"""

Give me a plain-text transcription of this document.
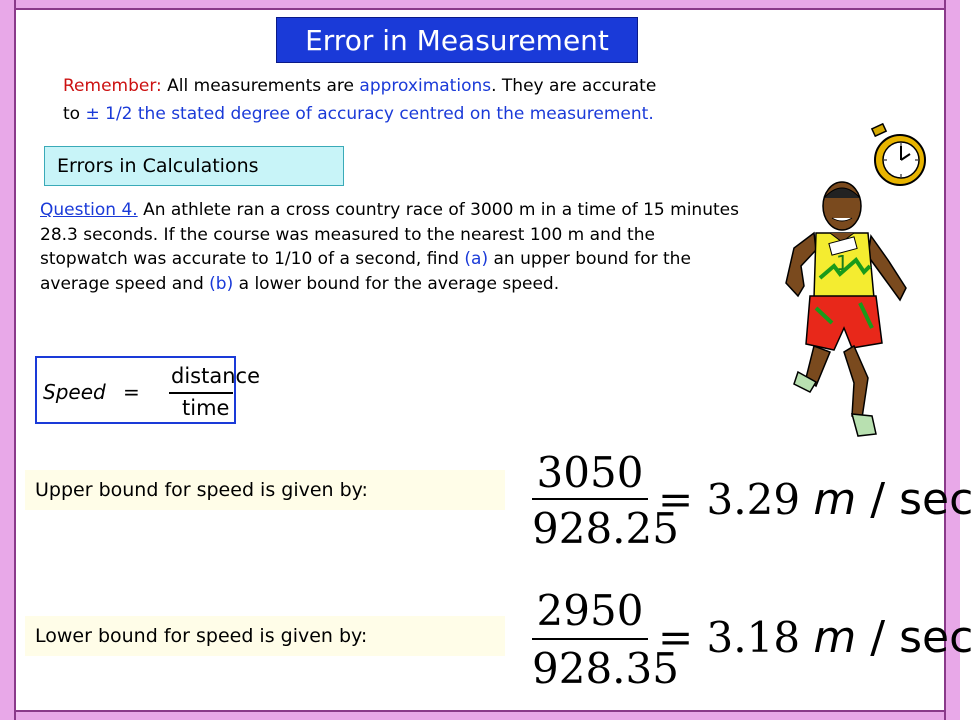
Error in Measurement
Remember: All measurements are approximations. They are accurate
to ± 1/2 the stated degree of accuracy centred on the measurement.
Errors in Calculations
1
Question 4. An athlete ran a cross country race of 3000 m in a time of 15 minutes 28.3 seconds. If the course was measured to the nearest 100 m and the stopwatch was accurate to 1/10 of a second, find (a) an upper bound for the average speed and (b) a lower bound for the average speed.
Speed =
distance
time
Upper bound for speed is given by:	3050
928.25
= 3.29 m / sec
Lower bound for speed is given by:
2950
928.35
= 3.18 m / sec
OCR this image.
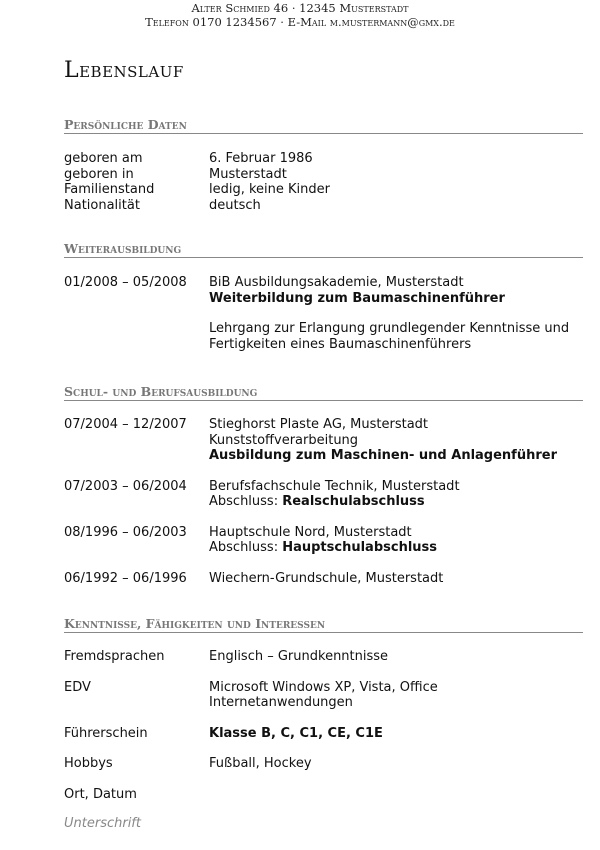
Alter Schmied 46 · 12345 Musterstadt
Telefon 0170 1234567 · E-Mail m.mustermann@gmx.de
Lebenslauf
Persönliche Daten
geboren am	6. Februar 1986
geboren in	Musterstadt
Familienstand	ledig, keine Kinder
Nationalität	deutsch
Weiterausbildung
01/2008 – 05/2008 BiB Ausbildungsakademie, Musterstadt
Weiterbildung zum Baumaschinenführer
Lehrgang zur Erlangung grundlegender Kenntnisse und
Fertigkeiten eines Baumaschinenführers
Schul- und Berufsausbildung
07/2004 – 12/2007 Stieghorst Plaste AG, Musterstadt
Kunststoffverarbeitung
Ausbildung zum Maschinen- und Anlagenführer
07/2003 – 06/2004 Berufsfachschule Technik, Musterstadt
Abschluss: Realschulabschluss
08/1996 – 06/2003 Hauptschule Nord, Musterstadt
Abschluss: Hauptschulabschluss
06/1992 – 06/1996 Wiechern-Grundschule, Musterstadt
Kenntnisse, Fähigkeiten und Interessen
Fremdsprachen	Englisch – Grundkenntnisse
EDV	Microsoft Windows XP, Vista, Office
Internetanwendungen
Führerschein	Klasse B, C, C1, CE, C1E
Hobbys	Fußball, Hockey
Ort, Datum
Unterschrift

"""

What is asked: Supply the count of lines in the entries that contain the word "geboren", and nothing besides.

Worked answer: 2